Instructions for the task: Write the material out again exactly.

Entries shown:

★ ★ ★

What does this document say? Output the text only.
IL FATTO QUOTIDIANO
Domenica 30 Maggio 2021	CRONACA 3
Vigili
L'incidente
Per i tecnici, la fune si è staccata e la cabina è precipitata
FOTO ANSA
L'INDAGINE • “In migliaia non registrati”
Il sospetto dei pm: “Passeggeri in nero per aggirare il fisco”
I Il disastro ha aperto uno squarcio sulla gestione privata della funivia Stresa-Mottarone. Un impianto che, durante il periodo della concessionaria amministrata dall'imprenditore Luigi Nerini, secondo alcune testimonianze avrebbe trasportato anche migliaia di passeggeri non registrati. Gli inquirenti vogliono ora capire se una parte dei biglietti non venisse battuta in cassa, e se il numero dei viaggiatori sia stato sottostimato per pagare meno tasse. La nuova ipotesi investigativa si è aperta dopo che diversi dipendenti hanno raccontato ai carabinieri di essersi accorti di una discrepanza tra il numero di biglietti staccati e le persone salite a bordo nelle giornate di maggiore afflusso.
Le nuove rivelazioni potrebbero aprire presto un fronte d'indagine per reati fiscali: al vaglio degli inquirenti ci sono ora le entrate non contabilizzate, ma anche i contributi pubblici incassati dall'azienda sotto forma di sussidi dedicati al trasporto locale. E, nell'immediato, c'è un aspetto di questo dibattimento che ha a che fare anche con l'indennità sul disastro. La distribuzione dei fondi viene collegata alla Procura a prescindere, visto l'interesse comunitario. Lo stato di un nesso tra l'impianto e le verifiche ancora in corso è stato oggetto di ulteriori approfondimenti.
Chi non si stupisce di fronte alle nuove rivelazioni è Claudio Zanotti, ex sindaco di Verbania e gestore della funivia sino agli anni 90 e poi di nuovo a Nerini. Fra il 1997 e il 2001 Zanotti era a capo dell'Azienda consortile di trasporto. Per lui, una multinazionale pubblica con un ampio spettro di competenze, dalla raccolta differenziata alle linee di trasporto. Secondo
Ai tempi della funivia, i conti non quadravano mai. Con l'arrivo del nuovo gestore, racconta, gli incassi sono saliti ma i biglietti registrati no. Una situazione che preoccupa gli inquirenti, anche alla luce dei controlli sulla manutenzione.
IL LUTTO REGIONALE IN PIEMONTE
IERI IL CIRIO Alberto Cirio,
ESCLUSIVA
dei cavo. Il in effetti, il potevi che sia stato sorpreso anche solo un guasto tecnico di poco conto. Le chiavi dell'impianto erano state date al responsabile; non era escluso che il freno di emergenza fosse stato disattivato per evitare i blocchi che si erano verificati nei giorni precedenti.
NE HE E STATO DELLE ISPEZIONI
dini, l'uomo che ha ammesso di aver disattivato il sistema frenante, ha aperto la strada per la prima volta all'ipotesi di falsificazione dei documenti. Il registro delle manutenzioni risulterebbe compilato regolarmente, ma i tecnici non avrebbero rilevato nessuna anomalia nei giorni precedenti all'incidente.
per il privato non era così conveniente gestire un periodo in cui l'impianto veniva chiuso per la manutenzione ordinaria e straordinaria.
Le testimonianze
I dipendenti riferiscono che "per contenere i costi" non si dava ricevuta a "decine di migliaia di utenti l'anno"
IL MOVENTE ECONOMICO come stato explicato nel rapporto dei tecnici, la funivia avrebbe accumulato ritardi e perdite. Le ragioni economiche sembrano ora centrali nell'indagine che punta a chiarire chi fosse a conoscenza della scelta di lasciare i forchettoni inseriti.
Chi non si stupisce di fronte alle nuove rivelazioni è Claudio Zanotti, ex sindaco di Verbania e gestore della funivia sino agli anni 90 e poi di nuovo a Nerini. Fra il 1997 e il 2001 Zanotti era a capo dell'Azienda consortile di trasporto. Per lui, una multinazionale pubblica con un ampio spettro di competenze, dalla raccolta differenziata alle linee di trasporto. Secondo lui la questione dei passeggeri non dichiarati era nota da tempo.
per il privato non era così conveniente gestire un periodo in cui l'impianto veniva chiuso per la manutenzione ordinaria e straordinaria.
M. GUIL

★ ★ ★

Task answer:
What does this document say? Output the text only.
IL FATTO QUOTIDIANO
Domenica 30 Maggio 2021	CRONACA 3
Vigili
L'incidente
Per i tecnici, la fune si è staccata e la cabina è precipitata
FOTO ANSA
L'INDAGINE • “In migliaia non registrati”
Il sospetto dei pm: “Passeggeri in nero per aggirare il fisco”
I Il disastro ha aperto uno squarcio sulla gestione privata della funivia Stresa-Mottarone. Un impianto che, durante il periodo della concessionaria amministrata dall'imprenditore Luigi Nerini, secondo alcune testimonianze avrebbe trasportato anche migliaia di passeggeri non registrati. Gli inquirenti vogliono ora capire se una parte dei biglietti non venisse battuta in cassa, e se il numero dei viaggiatori sia stato sottostimato per pagare meno tasse. La nuova ipotesi investigativa si è aperta dopo che diversi dipendenti hanno raccontato ai carabinieri di essersi accorti di una discrepanza tra il numero di biglietti staccati e le persone salite a bordo nelle giornate di maggiore afflusso.
Le nuove rivelazioni potrebbero aprire presto un fronte d'indagine per reati fiscali: al vaglio degli inquirenti ci sono ora le entrate non contabilizzate, ma anche i contributi pubblici incassati dall'azienda sotto forma di sussidi dedicati al trasporto locale. E, nell'immediato, c'è un aspetto di questo dibattimento che ha a che fare anche con l'indennità sul disastro. La distribuzione dei fondi viene collegata alla Procura a prescindere, visto l'interesse comunitario. Lo stato di un nesso tra l'impianto e le verifiche ancora in corso è stato oggetto di ulteriori approfondimenti.
Chi non si stupisce di fronte alle nuove rivelazioni è Claudio Zanotti, ex sindaco di Verbania e gestore della funivia sino agli anni 90 e poi di nuovo a Nerini. Fra il 1997 e il 2001 Zanotti era a capo dell'Azienda consortile di trasporto. Per lui, una multinazionale pubblica con un ampio spettro di competenze, dalla raccolta differenziata alle linee di trasporto. Secondo
Ai tempi della funivia, i conti non quadravano mai. Con l'arrivo del nuovo gestore, racconta, gli incassi sono saliti ma i biglietti registrati no. Una situazione che preoccupa gli inquirenti, anche alla luce dei controlli sulla manutenzione.
IL LUTTO REGIONALE IN PIEMONTE
IERI IL CIRIO Alberto Cirio,
ESCLUSIVA
dei cavo. Il in effetti, il potevi che sia stato sorpreso anche solo un guasto tecnico di poco conto. Le chiavi dell'impianto erano state date al responsabile; non era escluso che il freno di emergenza fosse stato disattivato per evitare i blocchi che si erano verificati nei giorni precedenti.
NE HE E STATO DELLE ISPEZIONI
dini, l'uomo che ha ammesso di aver disattivato il sistema frenante, ha aperto la strada per la prima volta all'ipotesi di falsificazione dei documenti. Il registro delle manutenzioni risulterebbe compilato regolarmente, ma i tecnici non avrebbero rilevato nessuna anomalia nei giorni precedenti all'incidente.
per il privato non era così conveniente gestire un periodo in cui l'impianto veniva chiuso per la manutenzione ordinaria e straordinaria.
Le testimonianze
I dipendenti riferiscono che "per contenere i costi" non si dava ricevuta a "decine di migliaia di utenti l'anno"
IL MOVENTE ECONOMICO come stato explicato nel rapporto dei tecnici, la funivia avrebbe accumulato ritardi e perdite. Le ragioni economiche sembrano ora centrali nell'indagine che punta a chiarire chi fosse a conoscenza della scelta di lasciare i forchettoni inseriti.
Chi non si stupisce di fronte alle nuove rivelazioni è Claudio Zanotti, ex sindaco di Verbania e gestore della funivia sino agli anni 90 e poi di nuovo a Nerini. Fra il 1997 e il 2001 Zanotti era a capo dell'Azienda consortile di trasporto. Per lui, una multinazionale pubblica con un ampio spettro di competenze, dalla raccolta differenziata alle linee di trasporto. Secondo lui la questione dei passeggeri non dichiarati era nota da tempo.
per il privato non era così conveniente gestire un periodo in cui l'impianto veniva chiuso per la manutenzione ordinaria e straordinaria.
M. GUIL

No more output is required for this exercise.